Layout element annotations

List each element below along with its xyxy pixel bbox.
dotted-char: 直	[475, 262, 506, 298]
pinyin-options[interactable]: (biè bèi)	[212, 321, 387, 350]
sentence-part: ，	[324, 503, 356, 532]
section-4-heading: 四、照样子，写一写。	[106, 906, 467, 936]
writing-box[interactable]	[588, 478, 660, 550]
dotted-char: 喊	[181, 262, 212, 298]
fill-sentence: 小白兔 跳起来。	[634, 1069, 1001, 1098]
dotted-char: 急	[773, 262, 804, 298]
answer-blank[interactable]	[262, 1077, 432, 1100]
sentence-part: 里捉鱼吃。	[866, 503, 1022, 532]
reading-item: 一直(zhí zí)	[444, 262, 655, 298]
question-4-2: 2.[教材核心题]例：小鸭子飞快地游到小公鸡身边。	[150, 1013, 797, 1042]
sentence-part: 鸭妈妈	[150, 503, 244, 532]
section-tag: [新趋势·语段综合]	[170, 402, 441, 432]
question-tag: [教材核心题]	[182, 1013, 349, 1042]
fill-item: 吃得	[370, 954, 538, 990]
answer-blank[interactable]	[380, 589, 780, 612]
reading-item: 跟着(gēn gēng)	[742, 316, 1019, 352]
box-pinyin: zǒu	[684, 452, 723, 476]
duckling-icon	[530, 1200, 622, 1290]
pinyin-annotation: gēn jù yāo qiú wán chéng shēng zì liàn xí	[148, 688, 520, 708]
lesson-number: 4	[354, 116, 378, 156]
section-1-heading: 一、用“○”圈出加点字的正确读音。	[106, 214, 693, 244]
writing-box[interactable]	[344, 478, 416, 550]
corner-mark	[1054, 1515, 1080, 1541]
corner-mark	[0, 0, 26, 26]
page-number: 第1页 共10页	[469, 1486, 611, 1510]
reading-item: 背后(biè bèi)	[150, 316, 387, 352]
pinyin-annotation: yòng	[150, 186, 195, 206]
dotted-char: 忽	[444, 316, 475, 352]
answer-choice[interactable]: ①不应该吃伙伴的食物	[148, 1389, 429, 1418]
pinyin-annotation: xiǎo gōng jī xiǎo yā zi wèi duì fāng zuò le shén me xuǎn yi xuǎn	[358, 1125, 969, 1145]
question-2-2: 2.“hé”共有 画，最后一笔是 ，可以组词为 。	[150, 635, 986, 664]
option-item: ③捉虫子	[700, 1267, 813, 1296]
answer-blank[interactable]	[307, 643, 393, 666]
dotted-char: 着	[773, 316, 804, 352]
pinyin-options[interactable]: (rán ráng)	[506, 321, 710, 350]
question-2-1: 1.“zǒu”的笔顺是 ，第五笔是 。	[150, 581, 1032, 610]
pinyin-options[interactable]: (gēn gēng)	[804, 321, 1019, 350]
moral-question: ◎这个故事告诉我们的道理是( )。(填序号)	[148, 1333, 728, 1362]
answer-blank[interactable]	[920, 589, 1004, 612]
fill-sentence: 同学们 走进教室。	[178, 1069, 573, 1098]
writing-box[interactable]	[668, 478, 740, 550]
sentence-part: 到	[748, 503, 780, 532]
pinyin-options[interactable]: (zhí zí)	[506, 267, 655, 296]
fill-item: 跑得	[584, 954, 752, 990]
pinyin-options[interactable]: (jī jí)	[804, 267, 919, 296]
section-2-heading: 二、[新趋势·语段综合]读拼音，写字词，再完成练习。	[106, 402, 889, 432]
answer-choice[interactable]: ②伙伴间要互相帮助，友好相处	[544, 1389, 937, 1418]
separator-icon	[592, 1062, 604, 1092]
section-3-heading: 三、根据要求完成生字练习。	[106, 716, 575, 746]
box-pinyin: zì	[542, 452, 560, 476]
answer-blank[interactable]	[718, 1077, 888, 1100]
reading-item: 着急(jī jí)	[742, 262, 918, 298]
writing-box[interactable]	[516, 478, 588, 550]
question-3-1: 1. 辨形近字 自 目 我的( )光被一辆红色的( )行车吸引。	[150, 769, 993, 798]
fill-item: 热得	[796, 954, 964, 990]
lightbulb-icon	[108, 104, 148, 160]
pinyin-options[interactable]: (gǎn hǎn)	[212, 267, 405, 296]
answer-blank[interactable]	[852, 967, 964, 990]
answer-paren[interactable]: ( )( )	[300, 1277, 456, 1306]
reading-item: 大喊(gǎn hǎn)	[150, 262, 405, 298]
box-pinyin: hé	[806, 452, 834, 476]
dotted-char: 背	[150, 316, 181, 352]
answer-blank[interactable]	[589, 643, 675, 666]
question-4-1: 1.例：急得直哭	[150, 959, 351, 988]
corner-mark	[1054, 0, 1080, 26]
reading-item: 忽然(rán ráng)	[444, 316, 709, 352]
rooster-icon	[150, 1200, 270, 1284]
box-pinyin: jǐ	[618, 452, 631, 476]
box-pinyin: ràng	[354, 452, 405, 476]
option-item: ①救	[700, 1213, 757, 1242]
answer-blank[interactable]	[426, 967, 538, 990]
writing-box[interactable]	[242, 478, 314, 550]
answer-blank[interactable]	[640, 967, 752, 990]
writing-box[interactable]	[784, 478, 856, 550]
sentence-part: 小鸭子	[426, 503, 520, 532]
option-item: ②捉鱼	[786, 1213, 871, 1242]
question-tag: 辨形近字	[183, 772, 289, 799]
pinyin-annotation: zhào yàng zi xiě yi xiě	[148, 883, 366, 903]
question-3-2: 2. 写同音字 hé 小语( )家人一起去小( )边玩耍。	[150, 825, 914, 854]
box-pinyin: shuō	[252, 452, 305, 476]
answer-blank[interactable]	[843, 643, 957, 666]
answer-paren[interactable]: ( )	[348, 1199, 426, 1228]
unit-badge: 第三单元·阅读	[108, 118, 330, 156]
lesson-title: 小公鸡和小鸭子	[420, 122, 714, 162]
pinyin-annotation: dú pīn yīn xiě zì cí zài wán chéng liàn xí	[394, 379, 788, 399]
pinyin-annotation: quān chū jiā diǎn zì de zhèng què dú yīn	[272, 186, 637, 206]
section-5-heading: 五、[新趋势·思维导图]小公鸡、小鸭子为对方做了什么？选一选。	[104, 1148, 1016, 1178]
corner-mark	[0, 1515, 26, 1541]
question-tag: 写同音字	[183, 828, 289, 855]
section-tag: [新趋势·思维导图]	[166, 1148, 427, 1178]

▶ Task instructions
Please return every line of the records above verbatim, with nothing changed or left out.

▶ Reply
List each element below along with its xyxy pixel bbox.
dotted-char: 直	[475, 262, 506, 298]
pinyin-options[interactable]: (biè bèi)	[212, 321, 387, 350]
sentence-part: ，	[324, 503, 356, 532]
section-4-heading: 四、照样子，写一写。	[106, 906, 467, 936]
writing-box[interactable]	[588, 478, 660, 550]
dotted-char: 喊	[181, 262, 212, 298]
fill-sentence: 小白兔 跳起来。	[634, 1069, 1001, 1098]
dotted-char: 急	[773, 262, 804, 298]
answer-blank[interactable]	[262, 1077, 432, 1100]
sentence-part: 里捉鱼吃。	[866, 503, 1022, 532]
reading-item: 一直(zhí zí)	[444, 262, 655, 298]
question-4-2: 2.[教材核心题]例：小鸭子飞快地游到小公鸡身边。	[150, 1013, 797, 1042]
sentence-part: 鸭妈妈	[150, 503, 244, 532]
section-tag: [新趋势·语段综合]	[170, 402, 441, 432]
question-tag: [教材核心题]	[182, 1013, 349, 1042]
fill-item: 吃得	[370, 954, 538, 990]
answer-blank[interactable]	[380, 589, 780, 612]
reading-item: 跟着(gēn gēng)	[742, 316, 1019, 352]
box-pinyin: zǒu	[684, 452, 723, 476]
duckling-icon	[530, 1200, 622, 1290]
pinyin-annotation: gēn jù yāo qiú wán chéng shēng zì liàn xí	[148, 688, 520, 708]
lesson-number: 4	[354, 116, 378, 156]
section-1-heading: 一、用“○”圈出加点字的正确读音。	[106, 214, 693, 244]
writing-box[interactable]	[344, 478, 416, 550]
corner-mark	[1054, 1515, 1080, 1541]
corner-mark	[0, 0, 26, 26]
page-number: 第1页 共10页	[469, 1486, 611, 1510]
reading-item: 背后(biè bèi)	[150, 316, 387, 352]
pinyin-annotation: yòng	[150, 186, 195, 206]
dotted-char: 忽	[444, 316, 475, 352]
answer-choice[interactable]: ①不应该吃伙伴的食物	[148, 1389, 429, 1418]
pinyin-annotation: xiǎo gōng jī xiǎo yā zi wèi duì fāng zuò le shén me xuǎn yi xuǎn	[358, 1125, 969, 1145]
question-2-2: 2.“hé”共有 画，最后一笔是 ，可以组词为 。	[150, 635, 986, 664]
option-item: ③捉虫子	[700, 1267, 813, 1296]
answer-blank[interactable]	[307, 643, 393, 666]
dotted-char: 着	[773, 316, 804, 352]
pinyin-options[interactable]: (rán ráng)	[506, 321, 710, 350]
question-2-1: 1.“zǒu”的笔顺是 ，第五笔是 。	[150, 581, 1032, 610]
pinyin-options[interactable]: (gēn gēng)	[804, 321, 1019, 350]
moral-question: ◎这个故事告诉我们的道理是( )。(填序号)	[148, 1333, 728, 1362]
answer-blank[interactable]	[920, 589, 1004, 612]
fill-sentence: 同学们 走进教室。	[178, 1069, 573, 1098]
writing-box[interactable]	[668, 478, 740, 550]
sentence-part: 到	[748, 503, 780, 532]
pinyin-options[interactable]: (zhí zí)	[506, 267, 655, 296]
fill-item: 跑得	[584, 954, 752, 990]
pinyin-options[interactable]: (jī jí)	[804, 267, 919, 296]
section-2-heading: 二、[新趋势·语段综合]读拼音，写字词，再完成练习。	[106, 402, 889, 432]
answer-choice[interactable]: ②伙伴间要互相帮助，友好相处	[544, 1389, 937, 1418]
separator-icon	[592, 1062, 604, 1092]
section-3-heading: 三、根据要求完成生字练习。	[106, 716, 575, 746]
box-pinyin: zì	[542, 452, 560, 476]
answer-blank[interactable]	[718, 1077, 888, 1100]
reading-item: 着急(jī jí)	[742, 262, 918, 298]
writing-box[interactable]	[516, 478, 588, 550]
question-3-1: 1. 辨形近字 自 目 我的( )光被一辆红色的( )行车吸引。	[150, 769, 993, 798]
fill-item: 热得	[796, 954, 964, 990]
lightbulb-icon	[108, 104, 148, 160]
pinyin-options[interactable]: (gǎn hǎn)	[212, 267, 405, 296]
answer-blank[interactable]	[852, 967, 964, 990]
answer-paren[interactable]: ( )( )	[300, 1277, 456, 1306]
reading-item: 大喊(gǎn hǎn)	[150, 262, 405, 298]
box-pinyin: hé	[806, 452, 834, 476]
dotted-char: 背	[150, 316, 181, 352]
answer-blank[interactable]	[589, 643, 675, 666]
question-4-1: 1.例：急得直哭	[150, 959, 351, 988]
corner-mark	[1054, 0, 1080, 26]
reading-item: 忽然(rán ráng)	[444, 316, 709, 352]
rooster-icon	[150, 1200, 270, 1284]
box-pinyin: jǐ	[618, 452, 631, 476]
box-pinyin: ràng	[354, 452, 405, 476]
option-item: ①救	[700, 1213, 757, 1242]
answer-blank[interactable]	[426, 967, 538, 990]
writing-box[interactable]	[242, 478, 314, 550]
answer-blank[interactable]	[640, 967, 752, 990]
writing-box[interactable]	[784, 478, 856, 550]
sentence-part: 小鸭子	[426, 503, 520, 532]
option-item: ②捉鱼	[786, 1213, 871, 1242]
question-tag: 辨形近字	[183, 772, 289, 799]
pinyin-annotation: zhào yàng zi xiě yi xiě	[148, 883, 366, 903]
question-3-2: 2. 写同音字 hé 小语( )家人一起去小( )边玩耍。	[150, 825, 914, 854]
box-pinyin: shuō	[252, 452, 305, 476]
answer-blank[interactable]	[843, 643, 957, 666]
answer-paren[interactable]: ( )	[348, 1199, 426, 1228]
unit-badge: 第三单元·阅读	[108, 118, 330, 156]
lesson-title: 小公鸡和小鸭子	[420, 122, 714, 162]
pinyin-annotation: dú pīn yīn xiě zì cí zài wán chéng liàn xí	[394, 379, 788, 399]
pinyin-annotation: quān chū jiā diǎn zì de zhèng què dú yīn	[272, 186, 637, 206]
section-5-heading: 五、[新趋势·思维导图]小公鸡、小鸭子为对方做了什么？选一选。	[104, 1148, 1016, 1178]
corner-mark	[0, 1515, 26, 1541]
question-tag: 写同音字	[183, 828, 289, 855]
section-tag: [新趋势·思维导图]	[166, 1148, 427, 1178]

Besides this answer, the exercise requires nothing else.